Identify all lines below that hold "mention" and collect them.

--- --- ---

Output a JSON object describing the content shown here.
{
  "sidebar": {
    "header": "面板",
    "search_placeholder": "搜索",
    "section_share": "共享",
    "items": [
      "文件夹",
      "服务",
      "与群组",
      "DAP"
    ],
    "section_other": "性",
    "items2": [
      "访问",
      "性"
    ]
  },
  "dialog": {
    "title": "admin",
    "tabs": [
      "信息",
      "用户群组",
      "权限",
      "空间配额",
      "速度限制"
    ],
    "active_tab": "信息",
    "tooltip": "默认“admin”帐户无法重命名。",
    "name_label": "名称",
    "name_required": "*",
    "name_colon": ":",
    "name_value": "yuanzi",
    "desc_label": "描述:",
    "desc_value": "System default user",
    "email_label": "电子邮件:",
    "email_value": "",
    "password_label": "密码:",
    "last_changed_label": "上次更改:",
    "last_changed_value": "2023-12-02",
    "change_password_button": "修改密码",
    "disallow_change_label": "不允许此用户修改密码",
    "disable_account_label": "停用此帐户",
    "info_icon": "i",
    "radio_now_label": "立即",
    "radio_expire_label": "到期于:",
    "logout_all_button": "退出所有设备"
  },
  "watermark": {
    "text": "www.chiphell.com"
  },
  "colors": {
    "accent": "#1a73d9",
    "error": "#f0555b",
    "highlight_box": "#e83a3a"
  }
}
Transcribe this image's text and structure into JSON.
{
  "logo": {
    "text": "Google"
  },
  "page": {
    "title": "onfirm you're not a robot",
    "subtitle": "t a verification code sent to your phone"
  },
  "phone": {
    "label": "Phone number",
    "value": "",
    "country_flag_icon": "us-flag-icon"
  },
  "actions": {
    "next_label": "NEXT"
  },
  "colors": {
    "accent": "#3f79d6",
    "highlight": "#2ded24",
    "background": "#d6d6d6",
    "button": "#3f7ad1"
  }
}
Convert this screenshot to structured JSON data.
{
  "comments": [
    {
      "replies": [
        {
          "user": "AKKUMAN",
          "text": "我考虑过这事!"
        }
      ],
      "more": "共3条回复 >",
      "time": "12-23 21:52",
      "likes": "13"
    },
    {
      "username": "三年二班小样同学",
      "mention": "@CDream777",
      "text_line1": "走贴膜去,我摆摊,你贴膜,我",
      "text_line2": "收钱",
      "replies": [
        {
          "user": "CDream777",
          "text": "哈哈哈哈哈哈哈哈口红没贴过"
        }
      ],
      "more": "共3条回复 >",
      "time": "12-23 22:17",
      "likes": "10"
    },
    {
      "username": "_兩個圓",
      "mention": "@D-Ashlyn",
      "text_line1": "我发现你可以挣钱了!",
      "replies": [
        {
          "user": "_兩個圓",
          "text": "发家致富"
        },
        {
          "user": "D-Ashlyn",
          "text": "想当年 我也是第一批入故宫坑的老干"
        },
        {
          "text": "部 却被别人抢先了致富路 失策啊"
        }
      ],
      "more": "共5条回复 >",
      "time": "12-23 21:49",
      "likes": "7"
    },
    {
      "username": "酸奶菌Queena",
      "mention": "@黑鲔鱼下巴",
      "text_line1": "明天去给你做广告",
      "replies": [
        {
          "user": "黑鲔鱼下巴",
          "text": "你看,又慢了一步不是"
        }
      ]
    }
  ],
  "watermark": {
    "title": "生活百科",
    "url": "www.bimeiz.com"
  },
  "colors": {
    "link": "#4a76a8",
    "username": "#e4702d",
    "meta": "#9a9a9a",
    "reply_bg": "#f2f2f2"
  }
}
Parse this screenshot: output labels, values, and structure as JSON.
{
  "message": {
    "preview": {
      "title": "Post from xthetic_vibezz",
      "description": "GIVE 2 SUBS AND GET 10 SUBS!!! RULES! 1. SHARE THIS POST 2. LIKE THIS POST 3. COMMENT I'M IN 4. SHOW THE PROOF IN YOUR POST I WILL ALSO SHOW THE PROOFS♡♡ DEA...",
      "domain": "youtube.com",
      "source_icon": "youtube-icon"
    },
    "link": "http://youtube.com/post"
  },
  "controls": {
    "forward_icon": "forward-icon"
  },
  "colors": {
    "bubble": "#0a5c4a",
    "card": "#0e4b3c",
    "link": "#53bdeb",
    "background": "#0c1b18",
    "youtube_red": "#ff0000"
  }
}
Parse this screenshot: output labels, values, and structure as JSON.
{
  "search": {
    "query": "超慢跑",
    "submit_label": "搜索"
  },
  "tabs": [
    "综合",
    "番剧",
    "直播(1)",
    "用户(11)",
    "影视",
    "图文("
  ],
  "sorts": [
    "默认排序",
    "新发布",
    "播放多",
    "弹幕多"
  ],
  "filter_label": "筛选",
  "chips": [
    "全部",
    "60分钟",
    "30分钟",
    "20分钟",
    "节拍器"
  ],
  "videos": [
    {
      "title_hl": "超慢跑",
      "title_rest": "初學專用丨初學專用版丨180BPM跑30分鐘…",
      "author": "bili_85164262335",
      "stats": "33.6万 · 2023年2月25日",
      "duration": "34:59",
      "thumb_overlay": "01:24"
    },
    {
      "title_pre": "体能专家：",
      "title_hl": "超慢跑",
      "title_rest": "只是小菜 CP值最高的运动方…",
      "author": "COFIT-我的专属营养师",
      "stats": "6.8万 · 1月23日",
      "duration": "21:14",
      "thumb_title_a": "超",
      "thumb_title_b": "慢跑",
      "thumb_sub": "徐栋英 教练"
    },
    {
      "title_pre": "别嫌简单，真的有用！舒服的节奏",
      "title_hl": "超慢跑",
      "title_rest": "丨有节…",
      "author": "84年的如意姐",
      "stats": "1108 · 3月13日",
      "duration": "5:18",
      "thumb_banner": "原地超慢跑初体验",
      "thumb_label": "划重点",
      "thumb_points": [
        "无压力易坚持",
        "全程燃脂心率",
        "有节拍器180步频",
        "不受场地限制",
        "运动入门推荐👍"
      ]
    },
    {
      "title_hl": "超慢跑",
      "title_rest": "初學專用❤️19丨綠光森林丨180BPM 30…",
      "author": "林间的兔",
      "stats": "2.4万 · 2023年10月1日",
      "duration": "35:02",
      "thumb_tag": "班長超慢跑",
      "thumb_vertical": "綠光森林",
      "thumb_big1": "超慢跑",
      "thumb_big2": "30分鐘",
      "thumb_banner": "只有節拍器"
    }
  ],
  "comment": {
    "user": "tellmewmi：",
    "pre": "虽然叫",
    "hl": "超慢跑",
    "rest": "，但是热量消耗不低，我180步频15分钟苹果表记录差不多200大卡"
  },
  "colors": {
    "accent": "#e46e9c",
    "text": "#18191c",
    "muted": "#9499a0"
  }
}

--- --- ---

=== EXPECTED OUTPUT ===
      "mention": "@CDream777",
      "mention": "@D-Ashlyn",
      "mention": "@黑鲔鱼下巴",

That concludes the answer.